TASK DETAILS: Reproduce the whole listing, character for character.

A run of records
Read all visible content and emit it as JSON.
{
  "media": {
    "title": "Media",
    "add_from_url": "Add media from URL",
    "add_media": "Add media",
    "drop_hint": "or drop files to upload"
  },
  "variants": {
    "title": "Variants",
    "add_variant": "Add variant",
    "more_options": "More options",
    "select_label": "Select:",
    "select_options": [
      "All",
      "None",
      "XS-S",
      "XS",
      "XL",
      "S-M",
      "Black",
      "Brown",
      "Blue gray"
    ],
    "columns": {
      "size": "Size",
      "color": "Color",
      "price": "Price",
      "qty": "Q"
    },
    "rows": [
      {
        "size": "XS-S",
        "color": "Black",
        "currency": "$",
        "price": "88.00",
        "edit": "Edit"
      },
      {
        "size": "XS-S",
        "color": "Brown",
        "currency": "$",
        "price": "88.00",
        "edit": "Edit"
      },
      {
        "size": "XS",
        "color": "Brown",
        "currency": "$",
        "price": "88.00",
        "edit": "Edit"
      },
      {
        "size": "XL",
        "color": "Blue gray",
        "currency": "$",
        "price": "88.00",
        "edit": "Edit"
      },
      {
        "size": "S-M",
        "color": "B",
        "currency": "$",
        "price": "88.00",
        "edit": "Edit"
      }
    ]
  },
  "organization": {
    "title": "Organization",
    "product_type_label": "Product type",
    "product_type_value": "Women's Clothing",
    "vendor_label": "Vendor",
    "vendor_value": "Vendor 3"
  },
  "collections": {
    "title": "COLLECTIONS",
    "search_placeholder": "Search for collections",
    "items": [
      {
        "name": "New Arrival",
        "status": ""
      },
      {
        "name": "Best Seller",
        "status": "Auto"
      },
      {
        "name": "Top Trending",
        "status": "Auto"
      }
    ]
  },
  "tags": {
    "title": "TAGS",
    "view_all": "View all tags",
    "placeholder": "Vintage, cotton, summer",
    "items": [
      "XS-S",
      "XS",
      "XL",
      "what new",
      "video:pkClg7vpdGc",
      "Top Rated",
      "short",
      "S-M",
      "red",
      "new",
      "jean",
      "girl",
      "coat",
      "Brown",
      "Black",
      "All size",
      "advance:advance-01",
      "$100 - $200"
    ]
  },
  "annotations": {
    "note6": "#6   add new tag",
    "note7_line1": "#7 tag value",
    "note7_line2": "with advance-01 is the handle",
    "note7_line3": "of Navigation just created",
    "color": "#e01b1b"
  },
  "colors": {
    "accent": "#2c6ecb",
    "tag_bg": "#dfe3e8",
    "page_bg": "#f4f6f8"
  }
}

EXPECTED ANSWER:
Read all visible content and emit it as JSON.
{
  "media": {
    "title": "Media",
    "add_from_url": "Add media from URL",
    "add_media": "Add media",
    "drop_hint": "or drop files to upload"
  },
  "variants": {
    "title": "Variants",
    "add_variant": "Add variant",
    "more_options": "More options",
    "select_label": "Select:",
    "select_options": [
      "All",
      "None",
      "XS-S",
      "XS",
      "XL",
      "S-M",
      "Black",
      "Brown",
      "Blue gray"
    ],
    "columns": {
      "size": "Size",
      "color": "Color",
      "price": "Price",
      "qty": "Q"
    },
    "rows": [
      {
        "size": "XS-S",
        "color": "Black",
        "currency": "$",
        "price": "88.00",
        "edit": "Edit"
      },
      {
        "size": "XS-S",
        "color": "Brown",
        "currency": "$",
        "price": "88.00",
        "edit": "Edit"
      },
      {
        "size": "XS",
        "color": "Brown",
        "currency": "$",
        "price": "88.00",
        "edit": "Edit"
      },
      {
        "size": "XL",
        "color": "Blue gray",
        "currency": "$",
        "price": "88.00",
        "edit": "Edit"
      },
      {
        "size": "S-M",
        "color": "B",
        "currency": "$",
        "price": "88.00",
        "edit": "Edit"
      }
    ]
  },
  "organization": {
    "title": "Organization",
    "product_type_label": "Product type",
    "product_type_value": "Women's Clothing",
    "vendor_label": "Vendor",
    "vendor_value": "Vendor 3"
  },
  "collections": {
    "title": "COLLECTIONS",
    "search_placeholder": "Search for collections",
    "items": [
      {
        "name": "New Arrival",
        "status": ""
      },
      {
        "name": "Best Seller",
        "status": "Auto"
      },
      {
        "name": "Top Trending",
        "status": "Auto"
      }
    ]
  },
  "tags": {
    "title": "TAGS",
    "view_all": "View all tags",
    "placeholder": "Vintage, cotton, summer",
    "items": [
      "XS-S",
      "XS",
      "XL",
      "what new",
      "video:pkClg7vpdGc",
      "Top Rated",
      "short",
      "S-M",
      "red",
      "new",
      "jean",
      "girl",
      "coat",
      "Brown",
      "Black",
      "All size",
      "advance:advance-01",
      "$100 - $200"
    ]
  },
  "annotations": {
    "note6": "#6   add new tag",
    "note7_line1": "#7 tag value",
    "note7_line2": "with advance-01 is the handle",
    "note7_line3": "of Navigation just created",
    "color": "#e01b1b"
  },
  "colors": {
    "accent": "#2c6ecb",
    "tag_bg": "#dfe3e8",
    "page_bg": "#f4f6f8"
  }
}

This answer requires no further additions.